Your objective —
Print the entries in full, word for word, but not the pictures.
......
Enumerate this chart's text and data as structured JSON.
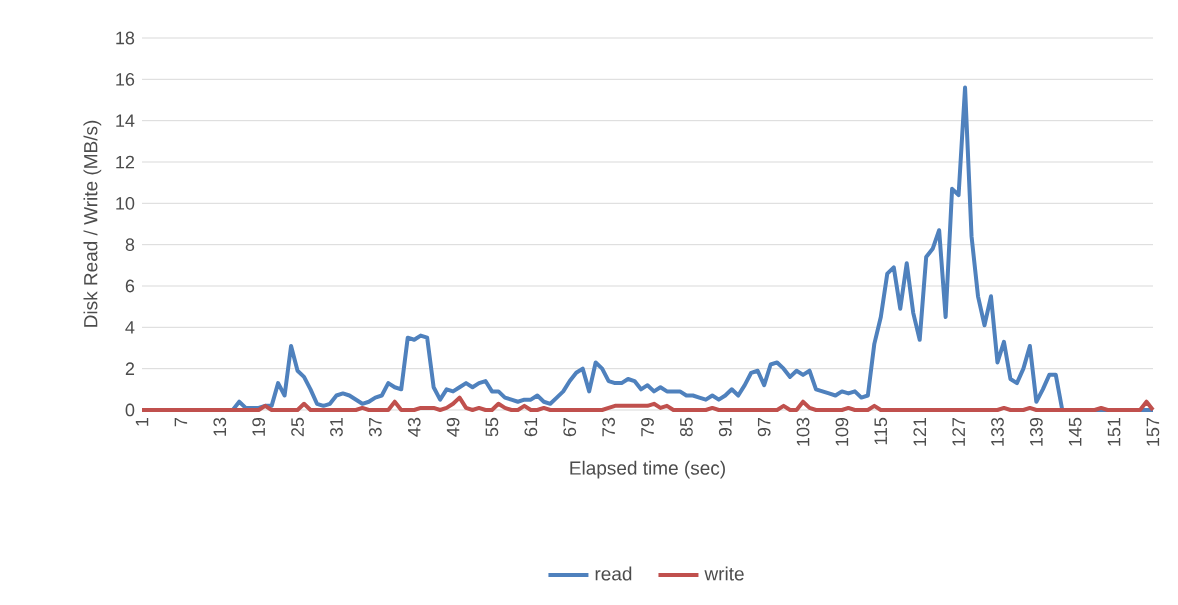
{
  "chart_data": {
    "type": "line",
    "xlabel": "Elapsed time (sec)",
    "ylabel": "Disk Read / Write (MB/s)",
    "categories": [
      "1",
      null,
      null,
      null,
      null,
      null,
      "7",
      null,
      null,
      null,
      null,
      null,
      "13",
      null,
      null,
      null,
      null,
      null,
      "19",
      null,
      null,
      null,
      null,
      null,
      "25",
      null,
      null,
      null,
      null,
      null,
      "31",
      null,
      null,
      null,
      null,
      null,
      "37",
      null,
      null,
      null,
      null,
      null,
      "43",
      null,
      null,
      null,
      null,
      null,
      "49",
      null,
      null,
      null,
      null,
      null,
      "55",
      null,
      null,
      null,
      null,
      null,
      "61",
      null,
      null,
      null,
      null,
      null,
      "67",
      null,
      null,
      null,
      null,
      null,
      "73",
      null,
      null,
      null,
      null,
      null,
      "79",
      null,
      null,
      null,
      null,
      null,
      "85",
      null,
      null,
      null,
      null,
      null,
      "91",
      null,
      null,
      null,
      null,
      null,
      "97",
      null,
      null,
      null,
      null,
      null,
      "103",
      null,
      null,
      null,
      null,
      null,
      "109",
      null,
      null,
      null,
      null,
      null,
      "115",
      null,
      null,
      null,
      null,
      null,
      "121",
      null,
      null,
      null,
      null,
      null,
      "127",
      null,
      null,
      null,
      null,
      null,
      "133",
      null,
      null,
      null,
      null,
      null,
      "139",
      null,
      null,
      null,
      null,
      null,
      "145",
      null,
      null,
      null,
      null,
      null,
      "151",
      null,
      null,
      null,
      null,
      null,
      "157"
    ],
    "series": [
      {
        "name": "read",
        "color": "#4f81bd",
        "values": [
          null,
          null,
          null,
          null,
          null,
          null,
          null,
          null,
          null,
          null,
          null,
          null,
          0,
          0,
          0,
          0.4,
          0.1,
          0.1,
          0.1,
          0.2,
          0.2,
          1.3,
          0.7,
          3.1,
          1.9,
          1.6,
          1.0,
          0.3,
          0.2,
          0.3,
          0.7,
          0.8,
          0.7,
          0.5,
          0.3,
          0.4,
          0.6,
          0.7,
          1.3,
          1.1,
          1.0,
          3.5,
          3.4,
          3.6,
          3.5,
          1.1,
          0.5,
          1.0,
          0.9,
          1.1,
          1.3,
          1.1,
          1.3,
          1.4,
          0.9,
          0.9,
          0.6,
          0.5,
          0.4,
          0.5,
          0.5,
          0.7,
          0.4,
          0.3,
          0.6,
          0.9,
          1.4,
          1.8,
          2.0,
          0.9,
          2.3,
          2.0,
          1.4,
          1.3,
          1.3,
          1.5,
          1.4,
          1.0,
          1.2,
          0.9,
          1.1,
          0.9,
          0.9,
          0.9,
          0.7,
          0.7,
          0.6,
          0.5,
          0.7,
          0.5,
          0.7,
          1.0,
          0.7,
          1.2,
          1.8,
          1.9,
          1.2,
          2.2,
          2.3,
          2.0,
          1.6,
          1.9,
          1.7,
          1.9,
          1.0,
          0.9,
          0.8,
          0.7,
          0.9,
          0.8,
          0.9,
          0.6,
          0.7,
          3.2,
          4.5,
          6.6,
          6.9,
          4.9,
          7.1,
          4.7,
          3.4,
          7.4,
          7.8,
          8.7,
          4.5,
          10.7,
          10.4,
          15.6,
          8.4,
          5.5,
          4.1,
          5.5,
          2.3,
          3.3,
          1.5,
          1.3,
          2.0,
          3.1,
          0.4,
          1.0,
          1.7,
          1.7,
          0,
          0,
          0,
          0,
          0,
          0,
          0,
          0,
          0,
          0,
          0,
          0,
          0,
          0,
          0
        ]
      },
      {
        "name": "write",
        "color": "#c0504d",
        "values": [
          0,
          0,
          0,
          0,
          0,
          0,
          0,
          0,
          0,
          0,
          0,
          0,
          0,
          0,
          0,
          0,
          0,
          0,
          0,
          0.2,
          0,
          0,
          0,
          0,
          0,
          0.3,
          0,
          0,
          0,
          0,
          0,
          0,
          0,
          0,
          0.1,
          0,
          0,
          0,
          0,
          0.4,
          0,
          0,
          0,
          0.1,
          0.1,
          0.1,
          0,
          0.1,
          0.3,
          0.6,
          0.1,
          0,
          0.1,
          0,
          0,
          0.3,
          0.1,
          0,
          0,
          0.2,
          0,
          0,
          0.1,
          0,
          0,
          0,
          0,
          0,
          0,
          0,
          0,
          0,
          0.1,
          0.2,
          0.2,
          0.2,
          0.2,
          0.2,
          0.2,
          0.3,
          0.1,
          0.2,
          0,
          0,
          0,
          0,
          0,
          0,
          0.1,
          0,
          0,
          0,
          0,
          0,
          0,
          0,
          0,
          0,
          0,
          0.2,
          0,
          0,
          0.4,
          0.1,
          0,
          0,
          0,
          0,
          0,
          0.1,
          0,
          0,
          0,
          0.2,
          0,
          0,
          0,
          0,
          0,
          0,
          0,
          0,
          0,
          0,
          0,
          0,
          0,
          0,
          0,
          0,
          0,
          0,
          0,
          0.1,
          0,
          0,
          0,
          0.1,
          0,
          0,
          0,
          0,
          0,
          0,
          0,
          0,
          0,
          0,
          0.1,
          0,
          0,
          0,
          0,
          0,
          0,
          0.4,
          0
        ]
      }
    ],
    "ylim": [
      0,
      18
    ],
    "yticks": [
      0,
      2,
      4,
      6,
      8,
      10,
      12,
      14,
      16,
      18
    ],
    "grid": "y",
    "legend": "bottom"
  }
}
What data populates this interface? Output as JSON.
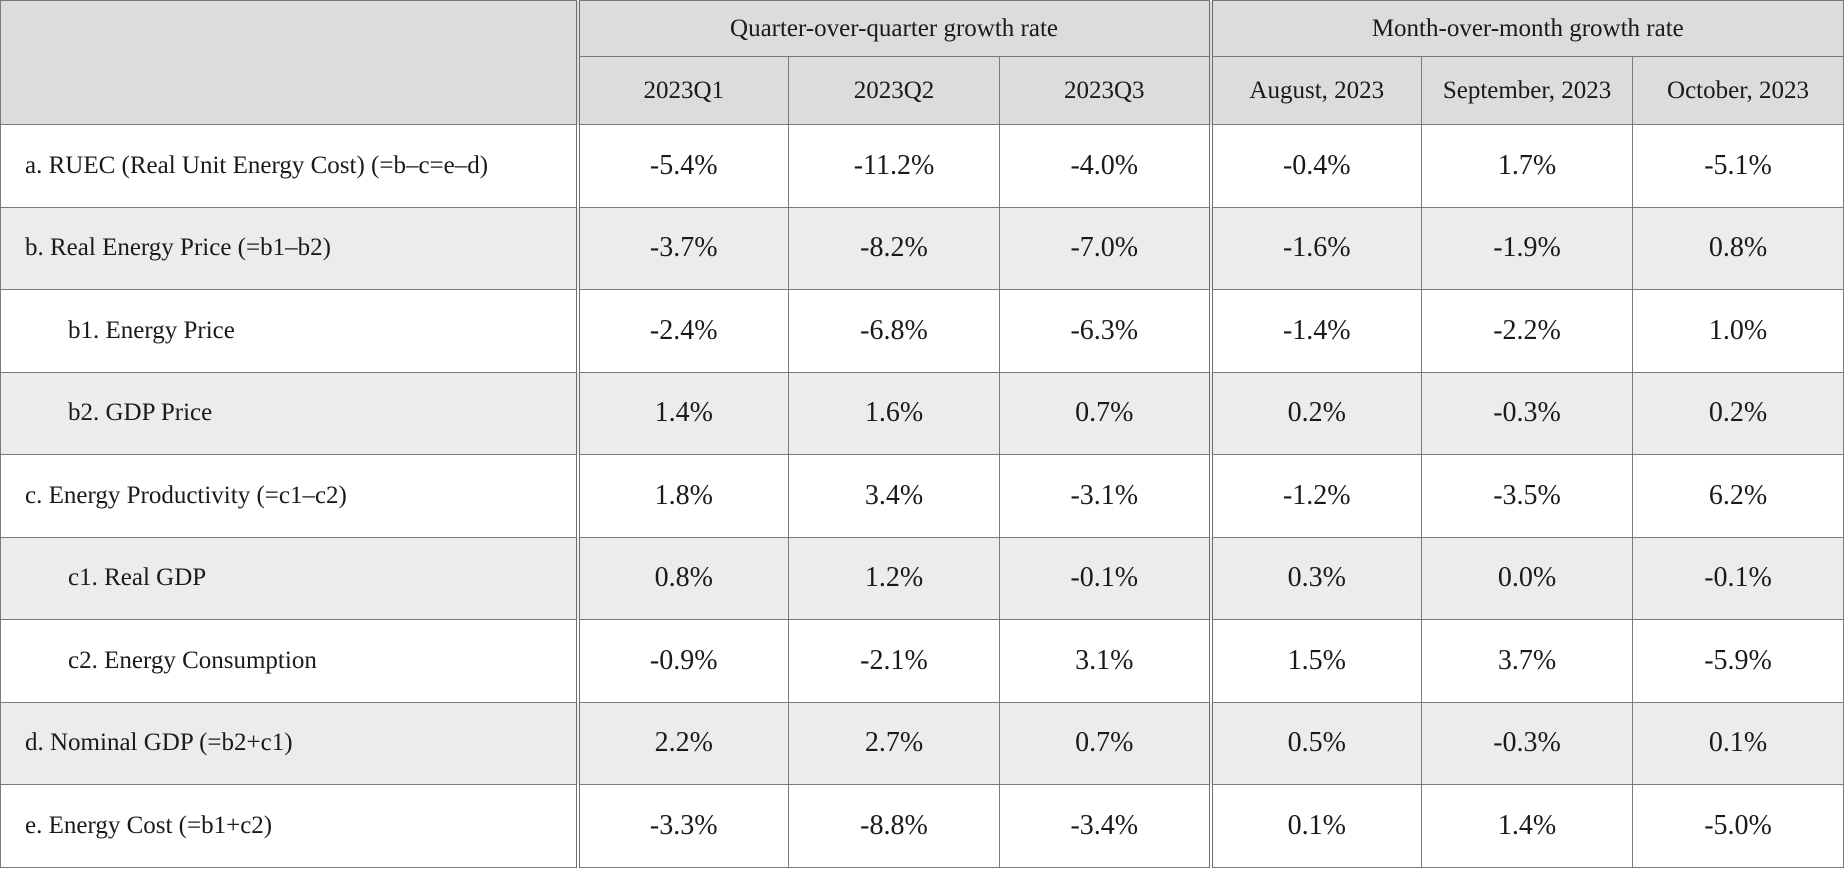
{
  "header": {
    "group_quarter": "Quarter-over-quarter growth rate",
    "group_month": "Month-over-month growth rate",
    "columns": [
      "2023Q1",
      "2023Q2",
      "2023Q3",
      "August, 2023",
      "September, 2023",
      "October, 2023"
    ]
  },
  "rows": [
    {
      "label": "a. RUEC (Real Unit Energy Cost) (=b–c=e–d)",
      "values": [
        "-5.4%",
        "-11.2%",
        "-4.0%",
        "-0.4%",
        "1.7%",
        "-5.1%"
      ]
    },
    {
      "label": "b. Real Energy Price (=b1–b2)",
      "values": [
        "-3.7%",
        "-8.2%",
        "-7.0%",
        "-1.6%",
        "-1.9%",
        "0.8%"
      ]
    },
    {
      "label": "b1. Energy Price",
      "values": [
        "-2.4%",
        "-6.8%",
        "-6.3%",
        "-1.4%",
        "-2.2%",
        "1.0%"
      ]
    },
    {
      "label": "b2. GDP Price",
      "values": [
        "1.4%",
        "1.6%",
        "0.7%",
        "0.2%",
        "-0.3%",
        "0.2%"
      ]
    },
    {
      "label": "c. Energy Productivity (=c1–c2)",
      "values": [
        "1.8%",
        "3.4%",
        "-3.1%",
        "-1.2%",
        "-3.5%",
        "6.2%"
      ]
    },
    {
      "label": "c1. Real GDP",
      "values": [
        "0.8%",
        "1.2%",
        "-0.1%",
        "0.3%",
        "0.0%",
        "-0.1%"
      ]
    },
    {
      "label": "c2. Energy Consumption",
      "values": [
        "-0.9%",
        "-2.1%",
        "3.1%",
        "1.5%",
        "3.7%",
        "-5.9%"
      ]
    },
    {
      "label": "d. Nominal GDP (=b2+c1)",
      "values": [
        "2.2%",
        "2.7%",
        "0.7%",
        "0.5%",
        "-0.3%",
        "0.1%"
      ]
    },
    {
      "label": "e. Energy Cost (=b1+c2)",
      "values": [
        "-3.3%",
        "-8.8%",
        "-3.4%",
        "0.1%",
        "1.4%",
        "-5.0%"
      ]
    }
  ]
}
......
Correct answer —
Enumerate this chart's text and data as structured JSON.
{
  "chart_data": {
    "type": "line",
    "xlabel": "Elapsed time (sec)",
    "ylabel": "Disk Read / Write (MB/s)",
    "categories": [
      "1",
      null,
      null,
      null,
      null,
      null,
      "7",
      null,
      null,
      null,
      null,
      null,
      "13",
      null,
      null,
      null,
      null,
      null,
      "19",
      null,
      null,
      null,
      null,
      null,
      "25",
      null,
      null,
      null,
      null,
      null,
      "31",
      null,
      null,
      null,
      null,
      null,
      "37",
      null,
      null,
      null,
      null,
      null,
      "43",
      null,
      null,
      null,
      null,
      null,
      "49",
      null,
      null,
      null,
      null,
      null,
      "55",
      null,
      null,
      null,
      null,
      null,
      "61",
      null,
      null,
      null,
      null,
      null,
      "67",
      null,
      null,
      null,
      null,
      null,
      "73",
      null,
      null,
      null,
      null,
      null,
      "79",
      null,
      null,
      null,
      null,
      null,
      "85",
      null,
      null,
      null,
      null,
      null,
      "91",
      null,
      null,
      null,
      null,
      null,
      "97",
      null,
      null,
      null,
      null,
      null,
      "103",
      null,
      null,
      null,
      null,
      null,
      "109",
      null,
      null,
      null,
      null,
      null,
      "115",
      null,
      null,
      null,
      null,
      null,
      "121",
      null,
      null,
      null,
      null,
      null,
      "127",
      null,
      null,
      null,
      null,
      null,
      "133",
      null,
      null,
      null,
      null,
      null,
      "139",
      null,
      null,
      null,
      null,
      null,
      "145",
      null,
      null,
      null,
      null,
      null,
      "151",
      null,
      null,
      null,
      null,
      null,
      "157"
    ],
    "series": [
      {
        "name": "read",
        "color": "#4f81bd",
        "values": [
          null,
          null,
          null,
          null,
          null,
          null,
          null,
          null,
          null,
          null,
          null,
          null,
          0,
          0,
          0,
          0.4,
          0.1,
          0.1,
          0.1,
          0.2,
          0.2,
          1.3,
          0.7,
          3.1,
          1.9,
          1.6,
          1.0,
          0.3,
          0.2,
          0.3,
          0.7,
          0.8,
          0.7,
          0.5,
          0.3,
          0.4,
          0.6,
          0.7,
          1.3,
          1.1,
          1.0,
          3.5,
          3.4,
          3.6,
          3.5,
          1.1,
          0.5,
          1.0,
          0.9,
          1.1,
          1.3,
          1.1,
          1.3,
          1.4,
          0.9,
          0.9,
          0.6,
          0.5,
          0.4,
          0.5,
          0.5,
          0.7,
          0.4,
          0.3,
          0.6,
          0.9,
          1.4,
          1.8,
          2.0,
          0.9,
          2.3,
          2.0,
          1.4,
          1.3,
          1.3,
          1.5,
          1.4,
          1.0,
          1.2,
          0.9,
          1.1,
          0.9,
          0.9,
          0.9,
          0.7,
          0.7,
          0.6,
          0.5,
          0.7,
          0.5,
          0.7,
          1.0,
          0.7,
          1.2,
          1.8,
          1.9,
          1.2,
          2.2,
          2.3,
          2.0,
          1.6,
          1.9,
          1.7,
          1.9,
          1.0,
          0.9,
          0.8,
          0.7,
          0.9,
          0.8,
          0.9,
          0.6,
          0.7,
          3.2,
          4.5,
          6.6,
          6.9,
          4.9,
          7.1,
          4.7,
          3.4,
          7.4,
          7.8,
          8.7,
          4.5,
          10.7,
          10.4,
          15.6,
          8.4,
          5.5,
          4.1,
          5.5,
          2.3,
          3.3,
          1.5,
          1.3,
          2.0,
          3.1,
          0.4,
          1.0,
          1.7,
          1.7,
          0,
          0,
          0,
          0,
          0,
          0,
          0,
          0,
          0,
          0,
          0,
          0,
          0,
          0,
          0
        ]
      },
      {
        "name": "write",
        "color": "#c0504d",
        "values": [
          0,
          0,
          0,
          0,
          0,
          0,
          0,
          0,
          0,
          0,
          0,
          0,
          0,
          0,
          0,
          0,
          0,
          0,
          0,
          0.2,
          0,
          0,
          0,
          0,
          0,
          0.3,
          0,
          0,
          0,
          0,
          0,
          0,
          0,
          0,
          0.1,
          0,
          0,
          0,
          0,
          0.4,
          0,
          0,
          0,
          0.1,
          0.1,
          0.1,
          0,
          0.1,
          0.3,
          0.6,
          0.1,
          0,
          0.1,
          0,
          0,
          0.3,
          0.1,
          0,
          0,
          0.2,
          0,
          0,
          0.1,
          0,
          0,
          0,
          0,
          0,
          0,
          0,
          0,
          0,
          0.1,
          0.2,
          0.2,
          0.2,
          0.2,
          0.2,
          0.2,
          0.3,
          0.1,
          0.2,
          0,
          0,
          0,
          0,
          0,
          0,
          0.1,
          0,
          0,
          0,
          0,
          0,
          0,
          0,
          0,
          0,
          0,
          0.2,
          0,
          0,
          0.4,
          0.1,
          0,
          0,
          0,
          0,
          0,
          0.1,
          0,
          0,
          0,
          0.2,
          0,
          0,
          0,
          0,
          0,
          0,
          0,
          0,
          0,
          0,
          0,
          0,
          0,
          0,
          0,
          0,
          0,
          0,
          0,
          0.1,
          0,
          0,
          0,
          0.1,
          0,
          0,
          0,
          0,
          0,
          0,
          0,
          0,
          0,
          0,
          0.1,
          0,
          0,
          0,
          0,
          0,
          0,
          0.4,
          0
        ]
      }
    ],
    "ylim": [
      0,
      18
    ],
    "yticks": [
      0,
      2,
      4,
      6,
      8,
      10,
      12,
      14,
      16,
      18
    ],
    "grid": "y",
    "legend": "bottom"
  }
}
What data populates this interface? Output as JSON.
{
  "header": {
    "group_quarter": "Quarter-over-quarter growth rate",
    "group_month": "Month-over-month growth rate",
    "columns": [
      "2023Q1",
      "2023Q2",
      "2023Q3",
      "August, 2023",
      "September, 2023",
      "October, 2023"
    ]
  },
  "rows": [
    {
      "label": "a. RUEC (Real Unit Energy Cost) (=b–c=e–d)",
      "values": [
        "-5.4%",
        "-11.2%",
        "-4.0%",
        "-0.4%",
        "1.7%",
        "-5.1%"
      ]
    },
    {
      "label": "b. Real Energy Price (=b1–b2)",
      "values": [
        "-3.7%",
        "-8.2%",
        "-7.0%",
        "-1.6%",
        "-1.9%",
        "0.8%"
      ]
    },
    {
      "label": "b1. Energy Price",
      "values": [
        "-2.4%",
        "-6.8%",
        "-6.3%",
        "-1.4%",
        "-2.2%",
        "1.0%"
      ]
    },
    {
      "label": "b2. GDP Price",
      "values": [
        "1.4%",
        "1.6%",
        "0.7%",
        "0.2%",
        "-0.3%",
        "0.2%"
      ]
    },
    {
      "label": "c. Energy Productivity (=c1–c2)",
      "values": [
        "1.8%",
        "3.4%",
        "-3.1%",
        "-1.2%",
        "-3.5%",
        "6.2%"
      ]
    },
    {
      "label": "c1. Real GDP",
      "values": [
        "0.8%",
        "1.2%",
        "-0.1%",
        "0.3%",
        "0.0%",
        "-0.1%"
      ]
    },
    {
      "label": "c2. Energy Consumption",
      "values": [
        "-0.9%",
        "-2.1%",
        "3.1%",
        "1.5%",
        "3.7%",
        "-5.9%"
      ]
    },
    {
      "label": "d. Nominal GDP (=b2+c1)",
      "values": [
        "2.2%",
        "2.7%",
        "0.7%",
        "0.5%",
        "-0.3%",
        "0.1%"
      ]
    },
    {
      "label": "e. Energy Cost (=b1+c2)",
      "values": [
        "-3.3%",
        "-8.8%",
        "-3.4%",
        "0.1%",
        "1.4%",
        "-5.0%"
      ]
    }
  ]
}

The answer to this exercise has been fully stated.